[Excerpts from a figure dataset]
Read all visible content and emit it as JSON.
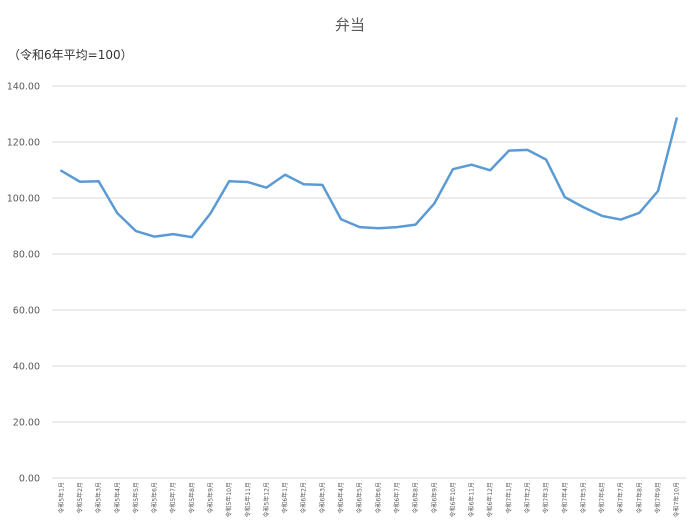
{
  "chart_data": {
    "type": "line",
    "title": "弁当",
    "unit_label": "（令和6年平均=100）",
    "ylim": [
      0,
      140
    ],
    "yticks": [
      "0.00",
      "20.00",
      "40.00",
      "60.00",
      "80.00",
      "100.00",
      "120.00",
      "140.00"
    ],
    "grid": true,
    "legend": "none",
    "line_color": "#5B9BD5",
    "gridline_color": "#D9D9D9",
    "categories": [
      "令和5年1月",
      "令和5年2月",
      "令和5年3月",
      "令和5年4月",
      "令和5年5月",
      "令和5年6月",
      "令和5年7月",
      "令和5年8月",
      "令和5年9月",
      "令和5年10月",
      "令和5年11月",
      "令和5年12月",
      "令和6年1月",
      "令和6年2月",
      "令和6年3月",
      "令和6年4月",
      "令和6年5月",
      "令和6年6月",
      "令和6年7月",
      "令和6年8月",
      "令和6年9月",
      "令和6年10月",
      "令和6年11月",
      "令和6年12月",
      "令和7年1月",
      "令和7年2月",
      "令和7年3月",
      "令和7年4月",
      "令和7年5月",
      "令和7年6月",
      "令和7年7月",
      "令和7年8月",
      "令和7年9月",
      "令和7年10月"
    ],
    "values": [
      109.7,
      105.8,
      106.0,
      94.6,
      88.2,
      86.2,
      87.1,
      86.0,
      94.5,
      106.0,
      105.7,
      103.7,
      108.3,
      104.9,
      104.7,
      92.4,
      89.6,
      89.2,
      89.6,
      90.5,
      98.0,
      110.3,
      111.9,
      109.9,
      116.9,
      117.2,
      113.7,
      100.3,
      96.7,
      93.6,
      92.3,
      94.7,
      102.5,
      128.4
    ]
  }
}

§ **REQUIREMENTS**: Extract the full listing exactly, with the pictures left out.

§ **THE ANSWER**:
Read all visible content and emit it as JSON.
{
  "chart_data": {
    "type": "line",
    "title": "弁当",
    "unit_label": "（令和6年平均=100）",
    "ylim": [
      0,
      140
    ],
    "yticks": [
      "0.00",
      "20.00",
      "40.00",
      "60.00",
      "80.00",
      "100.00",
      "120.00",
      "140.00"
    ],
    "grid": true,
    "legend": "none",
    "line_color": "#5B9BD5",
    "gridline_color": "#D9D9D9",
    "categories": [
      "令和5年1月",
      "令和5年2月",
      "令和5年3月",
      "令和5年4月",
      "令和5年5月",
      "令和5年6月",
      "令和5年7月",
      "令和5年8月",
      "令和5年9月",
      "令和5年10月",
      "令和5年11月",
      "令和5年12月",
      "令和6年1月",
      "令和6年2月",
      "令和6年3月",
      "令和6年4月",
      "令和6年5月",
      "令和6年6月",
      "令和6年7月",
      "令和6年8月",
      "令和6年9月",
      "令和6年10月",
      "令和6年11月",
      "令和6年12月",
      "令和7年1月",
      "令和7年2月",
      "令和7年3月",
      "令和7年4月",
      "令和7年5月",
      "令和7年6月",
      "令和7年7月",
      "令和7年8月",
      "令和7年9月",
      "令和7年10月"
    ],
    "values": [
      109.7,
      105.8,
      106.0,
      94.6,
      88.2,
      86.2,
      87.1,
      86.0,
      94.5,
      106.0,
      105.7,
      103.7,
      108.3,
      104.9,
      104.7,
      92.4,
      89.6,
      89.2,
      89.6,
      90.5,
      98.0,
      110.3,
      111.9,
      109.9,
      116.9,
      117.2,
      113.7,
      100.3,
      96.7,
      93.6,
      92.3,
      94.7,
      102.5,
      128.4
    ]
  }
}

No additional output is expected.